**DIRECTIONS FOR THIS TASK:**
Only the number is wanted: how many lines hold the word "pattern"?

**GIVEN ENTRIES:**
——————

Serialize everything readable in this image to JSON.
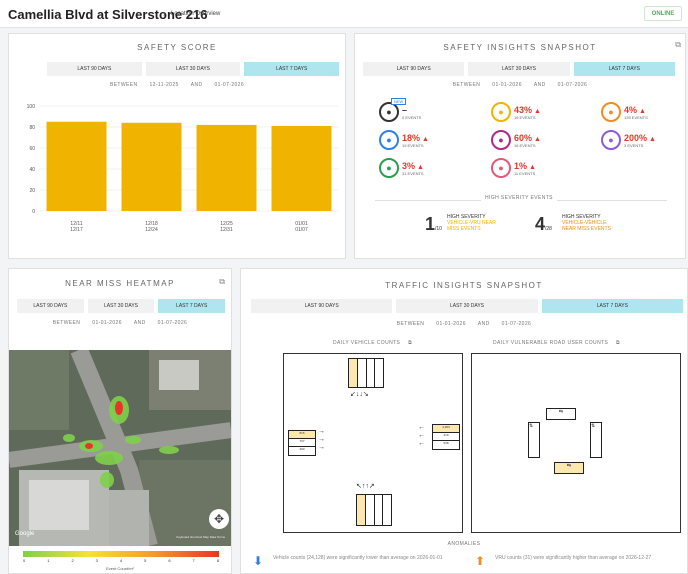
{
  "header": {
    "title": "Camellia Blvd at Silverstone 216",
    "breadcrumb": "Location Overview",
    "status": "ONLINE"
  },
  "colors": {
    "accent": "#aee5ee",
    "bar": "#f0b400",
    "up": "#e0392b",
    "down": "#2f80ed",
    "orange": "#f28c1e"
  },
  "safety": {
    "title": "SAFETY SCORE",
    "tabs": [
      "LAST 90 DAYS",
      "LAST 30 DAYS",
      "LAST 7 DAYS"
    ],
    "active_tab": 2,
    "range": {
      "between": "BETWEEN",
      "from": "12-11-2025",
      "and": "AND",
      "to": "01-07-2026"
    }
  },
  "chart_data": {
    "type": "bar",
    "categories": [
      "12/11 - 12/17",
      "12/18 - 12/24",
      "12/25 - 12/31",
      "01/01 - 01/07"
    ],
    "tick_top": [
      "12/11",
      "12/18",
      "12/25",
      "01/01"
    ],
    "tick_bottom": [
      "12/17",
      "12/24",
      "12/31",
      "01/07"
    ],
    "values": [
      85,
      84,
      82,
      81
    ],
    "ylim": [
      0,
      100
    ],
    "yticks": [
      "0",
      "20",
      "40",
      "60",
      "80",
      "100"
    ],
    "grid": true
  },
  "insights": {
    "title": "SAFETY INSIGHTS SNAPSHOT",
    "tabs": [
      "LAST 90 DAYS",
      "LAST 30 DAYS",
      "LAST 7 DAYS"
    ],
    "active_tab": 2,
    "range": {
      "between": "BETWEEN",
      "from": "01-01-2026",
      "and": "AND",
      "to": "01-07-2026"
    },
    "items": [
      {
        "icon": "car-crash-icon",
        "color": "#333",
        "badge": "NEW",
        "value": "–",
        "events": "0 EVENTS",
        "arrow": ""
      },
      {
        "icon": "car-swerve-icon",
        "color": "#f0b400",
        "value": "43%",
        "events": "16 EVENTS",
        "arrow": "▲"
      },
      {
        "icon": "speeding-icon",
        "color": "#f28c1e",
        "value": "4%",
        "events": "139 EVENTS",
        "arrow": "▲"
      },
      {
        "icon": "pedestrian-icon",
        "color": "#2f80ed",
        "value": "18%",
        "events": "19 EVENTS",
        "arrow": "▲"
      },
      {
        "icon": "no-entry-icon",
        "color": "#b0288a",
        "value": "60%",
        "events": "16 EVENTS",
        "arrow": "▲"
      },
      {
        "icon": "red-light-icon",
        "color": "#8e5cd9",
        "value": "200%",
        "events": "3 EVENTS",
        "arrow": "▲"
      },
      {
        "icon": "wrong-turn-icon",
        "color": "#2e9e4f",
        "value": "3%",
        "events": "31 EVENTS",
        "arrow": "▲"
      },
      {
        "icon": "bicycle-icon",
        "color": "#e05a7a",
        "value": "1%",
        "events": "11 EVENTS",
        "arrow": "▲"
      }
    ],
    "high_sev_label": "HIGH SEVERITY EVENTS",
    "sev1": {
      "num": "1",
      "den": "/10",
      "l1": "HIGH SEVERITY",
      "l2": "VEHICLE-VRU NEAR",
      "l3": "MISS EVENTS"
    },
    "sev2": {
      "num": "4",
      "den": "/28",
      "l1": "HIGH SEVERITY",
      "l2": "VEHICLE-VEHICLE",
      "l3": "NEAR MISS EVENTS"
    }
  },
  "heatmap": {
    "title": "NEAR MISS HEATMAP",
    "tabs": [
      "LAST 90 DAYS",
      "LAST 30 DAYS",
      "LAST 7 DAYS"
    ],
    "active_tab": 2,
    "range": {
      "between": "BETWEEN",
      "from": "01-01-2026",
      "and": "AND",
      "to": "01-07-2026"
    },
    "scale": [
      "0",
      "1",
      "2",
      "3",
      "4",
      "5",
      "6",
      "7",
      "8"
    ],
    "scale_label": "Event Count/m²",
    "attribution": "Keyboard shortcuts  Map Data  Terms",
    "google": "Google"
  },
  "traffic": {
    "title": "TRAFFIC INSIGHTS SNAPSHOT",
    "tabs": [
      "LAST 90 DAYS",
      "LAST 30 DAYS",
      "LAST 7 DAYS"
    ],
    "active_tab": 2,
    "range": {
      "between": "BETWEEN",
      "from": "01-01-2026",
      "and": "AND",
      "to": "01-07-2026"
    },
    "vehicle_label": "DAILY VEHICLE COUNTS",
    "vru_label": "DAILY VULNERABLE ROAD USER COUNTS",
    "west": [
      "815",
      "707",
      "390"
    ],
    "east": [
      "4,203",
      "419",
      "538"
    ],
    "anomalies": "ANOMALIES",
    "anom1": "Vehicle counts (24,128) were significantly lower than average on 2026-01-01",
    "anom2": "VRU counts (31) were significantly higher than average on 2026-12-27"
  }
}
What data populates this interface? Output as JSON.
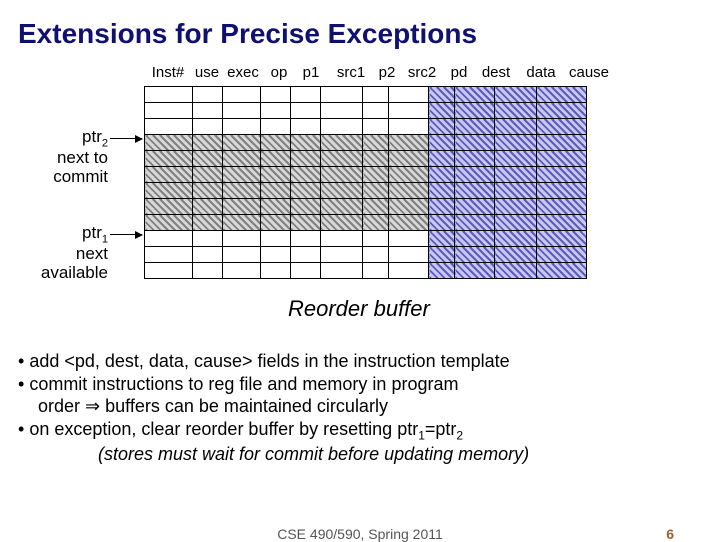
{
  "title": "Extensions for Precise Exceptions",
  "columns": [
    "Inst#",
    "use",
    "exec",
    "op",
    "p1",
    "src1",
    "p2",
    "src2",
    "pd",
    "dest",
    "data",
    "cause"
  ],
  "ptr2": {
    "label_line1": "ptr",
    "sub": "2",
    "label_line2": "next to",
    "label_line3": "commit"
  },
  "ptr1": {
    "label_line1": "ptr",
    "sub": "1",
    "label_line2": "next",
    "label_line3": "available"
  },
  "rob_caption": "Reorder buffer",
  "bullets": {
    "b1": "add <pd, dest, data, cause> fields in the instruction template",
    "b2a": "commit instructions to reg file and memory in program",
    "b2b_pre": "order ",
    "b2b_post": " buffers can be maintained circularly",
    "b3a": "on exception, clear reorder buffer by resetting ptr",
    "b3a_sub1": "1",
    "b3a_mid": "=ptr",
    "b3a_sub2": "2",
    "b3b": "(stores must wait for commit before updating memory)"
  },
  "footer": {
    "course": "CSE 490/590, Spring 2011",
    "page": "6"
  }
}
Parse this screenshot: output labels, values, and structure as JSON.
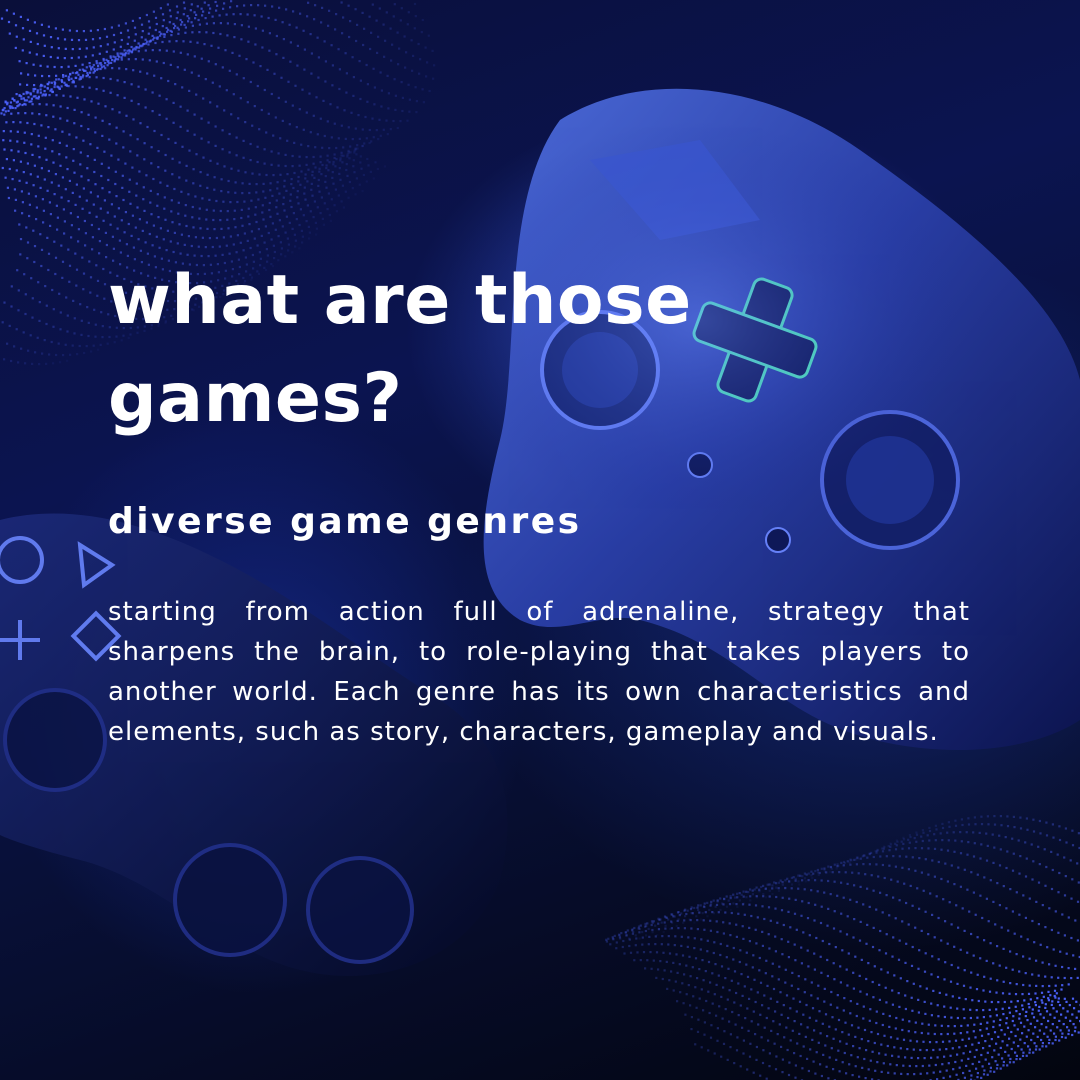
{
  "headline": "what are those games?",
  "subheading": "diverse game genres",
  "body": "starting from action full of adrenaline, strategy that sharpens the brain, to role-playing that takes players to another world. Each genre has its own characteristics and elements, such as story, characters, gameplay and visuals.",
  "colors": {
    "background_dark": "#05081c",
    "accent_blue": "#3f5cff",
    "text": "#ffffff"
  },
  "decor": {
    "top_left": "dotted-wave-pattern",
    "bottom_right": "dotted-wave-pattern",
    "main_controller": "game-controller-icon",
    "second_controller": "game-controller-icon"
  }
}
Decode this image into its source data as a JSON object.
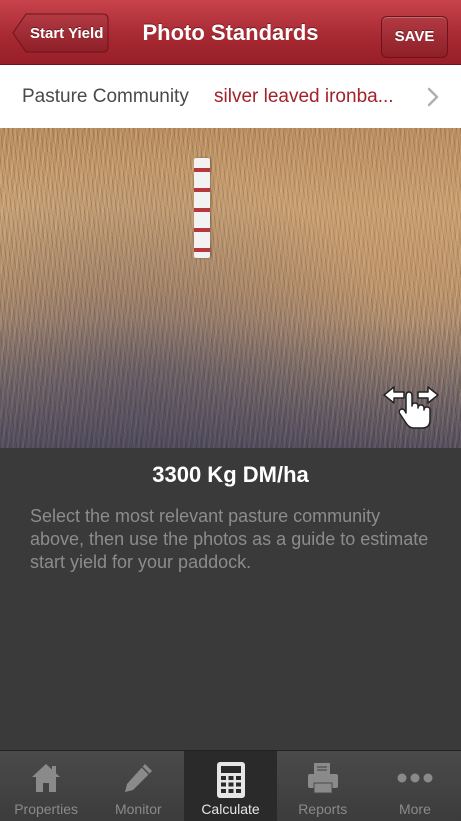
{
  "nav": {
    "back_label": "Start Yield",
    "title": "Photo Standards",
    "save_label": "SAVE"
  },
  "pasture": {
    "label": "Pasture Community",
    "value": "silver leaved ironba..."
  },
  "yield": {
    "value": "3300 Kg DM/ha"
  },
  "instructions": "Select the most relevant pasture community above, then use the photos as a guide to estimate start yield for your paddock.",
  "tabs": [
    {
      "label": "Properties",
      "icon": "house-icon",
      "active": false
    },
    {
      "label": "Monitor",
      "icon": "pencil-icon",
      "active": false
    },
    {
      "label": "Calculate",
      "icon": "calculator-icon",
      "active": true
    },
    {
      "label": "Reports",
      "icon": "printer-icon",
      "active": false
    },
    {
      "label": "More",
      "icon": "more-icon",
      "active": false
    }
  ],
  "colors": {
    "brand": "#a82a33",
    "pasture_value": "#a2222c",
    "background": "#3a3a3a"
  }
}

——————

**OUTPUT BELOW:**
2